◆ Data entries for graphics
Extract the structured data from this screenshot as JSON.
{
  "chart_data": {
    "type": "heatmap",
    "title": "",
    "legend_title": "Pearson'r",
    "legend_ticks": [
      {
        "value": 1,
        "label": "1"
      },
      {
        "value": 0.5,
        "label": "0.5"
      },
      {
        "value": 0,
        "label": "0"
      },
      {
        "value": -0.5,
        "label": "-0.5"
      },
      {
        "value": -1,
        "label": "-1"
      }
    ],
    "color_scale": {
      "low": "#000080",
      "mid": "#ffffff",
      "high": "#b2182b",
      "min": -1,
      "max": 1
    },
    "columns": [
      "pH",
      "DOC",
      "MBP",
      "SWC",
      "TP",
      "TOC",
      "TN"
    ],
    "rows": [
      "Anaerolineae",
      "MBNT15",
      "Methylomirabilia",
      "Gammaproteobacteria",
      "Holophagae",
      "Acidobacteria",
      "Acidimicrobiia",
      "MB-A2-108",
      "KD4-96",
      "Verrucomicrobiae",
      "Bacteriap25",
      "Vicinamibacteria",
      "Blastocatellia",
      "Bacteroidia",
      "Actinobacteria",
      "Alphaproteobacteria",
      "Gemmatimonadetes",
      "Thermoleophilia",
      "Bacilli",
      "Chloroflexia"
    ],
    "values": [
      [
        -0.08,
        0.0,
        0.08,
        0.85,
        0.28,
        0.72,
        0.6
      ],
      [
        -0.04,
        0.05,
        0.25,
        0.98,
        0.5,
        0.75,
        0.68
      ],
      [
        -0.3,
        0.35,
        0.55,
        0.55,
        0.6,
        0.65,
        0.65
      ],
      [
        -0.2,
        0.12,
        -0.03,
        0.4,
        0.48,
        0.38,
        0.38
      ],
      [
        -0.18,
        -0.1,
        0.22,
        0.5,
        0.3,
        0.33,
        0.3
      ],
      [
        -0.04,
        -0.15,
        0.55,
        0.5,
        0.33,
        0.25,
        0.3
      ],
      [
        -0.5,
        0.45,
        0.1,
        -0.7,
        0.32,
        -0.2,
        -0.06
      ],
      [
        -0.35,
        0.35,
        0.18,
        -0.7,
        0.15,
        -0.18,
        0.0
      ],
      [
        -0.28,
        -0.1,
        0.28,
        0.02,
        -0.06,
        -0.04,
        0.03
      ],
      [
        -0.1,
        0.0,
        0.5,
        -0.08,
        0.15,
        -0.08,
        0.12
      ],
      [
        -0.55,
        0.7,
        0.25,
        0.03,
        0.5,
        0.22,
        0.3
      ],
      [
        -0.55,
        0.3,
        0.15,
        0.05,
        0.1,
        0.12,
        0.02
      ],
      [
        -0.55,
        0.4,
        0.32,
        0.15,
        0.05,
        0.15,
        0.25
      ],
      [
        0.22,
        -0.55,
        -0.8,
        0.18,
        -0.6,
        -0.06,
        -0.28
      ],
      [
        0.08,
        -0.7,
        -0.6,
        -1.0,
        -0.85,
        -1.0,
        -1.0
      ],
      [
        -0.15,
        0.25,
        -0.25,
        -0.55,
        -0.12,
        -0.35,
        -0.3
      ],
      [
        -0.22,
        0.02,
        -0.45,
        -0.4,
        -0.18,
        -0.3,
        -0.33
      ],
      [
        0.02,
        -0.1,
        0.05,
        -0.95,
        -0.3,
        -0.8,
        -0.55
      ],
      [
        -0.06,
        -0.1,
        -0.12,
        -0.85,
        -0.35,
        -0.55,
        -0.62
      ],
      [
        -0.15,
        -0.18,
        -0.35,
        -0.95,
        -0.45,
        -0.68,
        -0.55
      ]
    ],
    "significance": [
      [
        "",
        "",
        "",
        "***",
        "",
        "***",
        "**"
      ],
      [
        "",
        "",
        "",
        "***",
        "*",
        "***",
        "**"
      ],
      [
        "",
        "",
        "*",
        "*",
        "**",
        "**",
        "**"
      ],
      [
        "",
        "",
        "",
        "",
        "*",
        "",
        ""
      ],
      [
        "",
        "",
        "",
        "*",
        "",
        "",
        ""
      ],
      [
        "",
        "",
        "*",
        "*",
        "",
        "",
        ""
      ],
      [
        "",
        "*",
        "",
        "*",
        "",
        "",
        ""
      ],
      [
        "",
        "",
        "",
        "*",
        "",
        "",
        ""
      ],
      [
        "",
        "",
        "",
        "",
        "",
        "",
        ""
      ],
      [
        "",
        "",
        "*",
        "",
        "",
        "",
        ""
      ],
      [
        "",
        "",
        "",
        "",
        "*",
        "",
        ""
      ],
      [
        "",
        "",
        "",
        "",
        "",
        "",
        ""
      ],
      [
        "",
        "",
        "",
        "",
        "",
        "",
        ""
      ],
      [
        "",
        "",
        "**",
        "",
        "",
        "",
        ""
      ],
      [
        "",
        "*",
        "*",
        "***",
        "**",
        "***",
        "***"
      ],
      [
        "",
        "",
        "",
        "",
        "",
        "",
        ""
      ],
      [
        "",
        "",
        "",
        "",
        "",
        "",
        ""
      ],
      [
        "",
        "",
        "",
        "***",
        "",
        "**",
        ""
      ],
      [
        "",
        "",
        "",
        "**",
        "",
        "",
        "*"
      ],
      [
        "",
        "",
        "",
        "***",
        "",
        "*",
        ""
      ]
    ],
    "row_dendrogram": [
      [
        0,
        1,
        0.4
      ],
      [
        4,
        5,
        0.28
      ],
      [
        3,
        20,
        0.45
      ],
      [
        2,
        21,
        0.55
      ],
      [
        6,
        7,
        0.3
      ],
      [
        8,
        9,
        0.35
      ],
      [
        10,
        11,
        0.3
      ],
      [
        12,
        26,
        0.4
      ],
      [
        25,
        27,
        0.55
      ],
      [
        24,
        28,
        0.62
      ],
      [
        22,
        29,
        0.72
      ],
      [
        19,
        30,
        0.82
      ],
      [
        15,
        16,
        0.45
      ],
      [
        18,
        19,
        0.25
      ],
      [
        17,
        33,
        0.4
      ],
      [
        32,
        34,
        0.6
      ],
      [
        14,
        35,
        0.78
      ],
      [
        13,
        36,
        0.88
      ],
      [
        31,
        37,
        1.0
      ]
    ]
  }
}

◆ BRIEF
Check each line in the records above for the word "label". Return those that have it.

◆ ANSWER SPACE
        "label": "1"
        "label": "0.5"
        "label": "0"
        "label": "-0.5"
        "label": "-1"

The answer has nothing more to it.